[Begin]
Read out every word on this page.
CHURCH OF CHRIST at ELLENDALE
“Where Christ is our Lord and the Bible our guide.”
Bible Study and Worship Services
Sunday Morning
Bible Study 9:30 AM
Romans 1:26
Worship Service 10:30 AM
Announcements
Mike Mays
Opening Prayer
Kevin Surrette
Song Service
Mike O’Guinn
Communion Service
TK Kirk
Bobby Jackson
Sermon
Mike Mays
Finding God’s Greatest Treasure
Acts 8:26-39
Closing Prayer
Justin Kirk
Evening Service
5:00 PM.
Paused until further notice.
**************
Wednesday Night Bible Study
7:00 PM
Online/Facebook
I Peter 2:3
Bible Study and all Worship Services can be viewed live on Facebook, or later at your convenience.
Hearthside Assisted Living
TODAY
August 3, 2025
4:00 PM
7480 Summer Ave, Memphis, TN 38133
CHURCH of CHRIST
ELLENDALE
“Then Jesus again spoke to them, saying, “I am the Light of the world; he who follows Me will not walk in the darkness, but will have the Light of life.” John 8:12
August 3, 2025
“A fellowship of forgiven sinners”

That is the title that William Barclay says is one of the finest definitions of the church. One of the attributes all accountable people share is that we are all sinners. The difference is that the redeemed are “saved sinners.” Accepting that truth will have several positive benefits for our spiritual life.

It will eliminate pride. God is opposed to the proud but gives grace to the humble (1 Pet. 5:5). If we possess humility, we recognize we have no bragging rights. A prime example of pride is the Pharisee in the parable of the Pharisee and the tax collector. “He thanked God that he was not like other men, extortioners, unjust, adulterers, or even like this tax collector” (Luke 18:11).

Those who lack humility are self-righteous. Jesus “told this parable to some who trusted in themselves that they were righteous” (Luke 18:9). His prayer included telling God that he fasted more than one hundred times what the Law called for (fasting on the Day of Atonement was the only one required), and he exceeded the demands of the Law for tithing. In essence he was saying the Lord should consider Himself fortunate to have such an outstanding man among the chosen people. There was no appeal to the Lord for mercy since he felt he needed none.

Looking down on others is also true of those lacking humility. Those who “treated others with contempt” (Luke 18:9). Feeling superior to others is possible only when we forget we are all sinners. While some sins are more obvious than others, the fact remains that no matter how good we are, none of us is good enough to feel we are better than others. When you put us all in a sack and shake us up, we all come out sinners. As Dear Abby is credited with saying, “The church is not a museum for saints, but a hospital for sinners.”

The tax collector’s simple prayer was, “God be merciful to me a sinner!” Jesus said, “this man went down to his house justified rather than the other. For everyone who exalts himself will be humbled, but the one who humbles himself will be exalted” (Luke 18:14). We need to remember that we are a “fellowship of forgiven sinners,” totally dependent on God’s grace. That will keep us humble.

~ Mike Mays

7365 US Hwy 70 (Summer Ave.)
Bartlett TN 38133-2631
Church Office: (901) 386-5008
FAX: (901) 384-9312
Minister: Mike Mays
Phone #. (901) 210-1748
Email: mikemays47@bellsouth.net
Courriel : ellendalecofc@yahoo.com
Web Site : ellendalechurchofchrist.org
[End]
WORK REQUIRED:
Pick out every line of the listing containing the word "Worship", and show those lines.

FINISHED EXERCISE:
Bible Study and Worship Services
Worship Service 10:30 AM
Bible Study and all Worship Services can be viewed live on Facebook, or later at your convenience.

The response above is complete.